(Saved entries)
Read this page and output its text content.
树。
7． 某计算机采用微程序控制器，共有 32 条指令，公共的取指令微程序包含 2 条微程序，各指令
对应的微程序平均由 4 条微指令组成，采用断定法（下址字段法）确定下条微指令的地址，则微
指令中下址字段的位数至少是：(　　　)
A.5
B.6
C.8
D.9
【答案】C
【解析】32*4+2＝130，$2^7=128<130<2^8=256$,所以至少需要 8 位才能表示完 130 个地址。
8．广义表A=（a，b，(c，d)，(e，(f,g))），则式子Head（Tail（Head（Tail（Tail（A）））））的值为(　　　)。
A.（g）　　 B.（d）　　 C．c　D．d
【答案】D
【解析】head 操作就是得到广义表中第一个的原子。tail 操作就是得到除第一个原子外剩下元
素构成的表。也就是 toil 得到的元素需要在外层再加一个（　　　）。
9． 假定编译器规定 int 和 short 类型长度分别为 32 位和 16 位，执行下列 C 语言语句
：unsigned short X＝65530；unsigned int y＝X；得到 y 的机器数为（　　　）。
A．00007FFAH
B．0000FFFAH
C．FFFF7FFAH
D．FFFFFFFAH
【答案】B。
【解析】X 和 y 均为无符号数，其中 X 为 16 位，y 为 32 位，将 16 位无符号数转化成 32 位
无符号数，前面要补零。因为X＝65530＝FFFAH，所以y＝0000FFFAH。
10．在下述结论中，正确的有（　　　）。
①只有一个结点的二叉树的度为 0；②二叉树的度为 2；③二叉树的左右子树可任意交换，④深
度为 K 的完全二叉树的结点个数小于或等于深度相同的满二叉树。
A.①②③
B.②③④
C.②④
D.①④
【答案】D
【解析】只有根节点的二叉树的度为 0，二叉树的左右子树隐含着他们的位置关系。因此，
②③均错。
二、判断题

*Aim of the exercise:* Restate every line of the data word for word.

*Exercise solution:*
Read this page and output its text content.
树。
7． 某计算机采用微程序控制器，共有 32 条指令，公共的取指令微程序包含 2 条微程序，各指令
对应的微程序平均由 4 条微指令组成，采用断定法（下址字段法）确定下条微指令的地址，则微
指令中下址字段的位数至少是：(　　　)
A.5
B.6
C.8
D.9
【答案】C
【解析】32*4+2＝130，$2^7=128<130<2^8=256$,所以至少需要 8 位才能表示完 130 个地址。
8．广义表A=（a，b，(c，d)，(e，(f,g))），则式子Head（Tail（Head（Tail（Tail（A）））））的值为(　　　)。
A.（g）　　 B.（d）　　 C．c　D．d
【答案】D
【解析】head 操作就是得到广义表中第一个的原子。tail 操作就是得到除第一个原子外剩下元
素构成的表。也就是 toil 得到的元素需要在外层再加一个（　　　）。
9． 假定编译器规定 int 和 short 类型长度分别为 32 位和 16 位，执行下列 C 语言语句
：unsigned short X＝65530；unsigned int y＝X；得到 y 的机器数为（　　　）。
A．00007FFAH
B．0000FFFAH
C．FFFF7FFAH
D．FFFFFFFAH
【答案】B。
【解析】X 和 y 均为无符号数，其中 X 为 16 位，y 为 32 位，将 16 位无符号数转化成 32 位
无符号数，前面要补零。因为X＝65530＝FFFAH，所以y＝0000FFFAH。
10．在下述结论中，正确的有（　　　）。
①只有一个结点的二叉树的度为 0；②二叉树的度为 2；③二叉树的左右子树可任意交换，④深
度为 K 的完全二叉树的结点个数小于或等于深度相同的满二叉树。
A.①②③
B.②③④
C.②④
D.①④
【答案】D
【解析】只有根节点的二叉树的度为 0，二叉树的左右子树隐含着他们的位置关系。因此，
②③均错。
二、判断题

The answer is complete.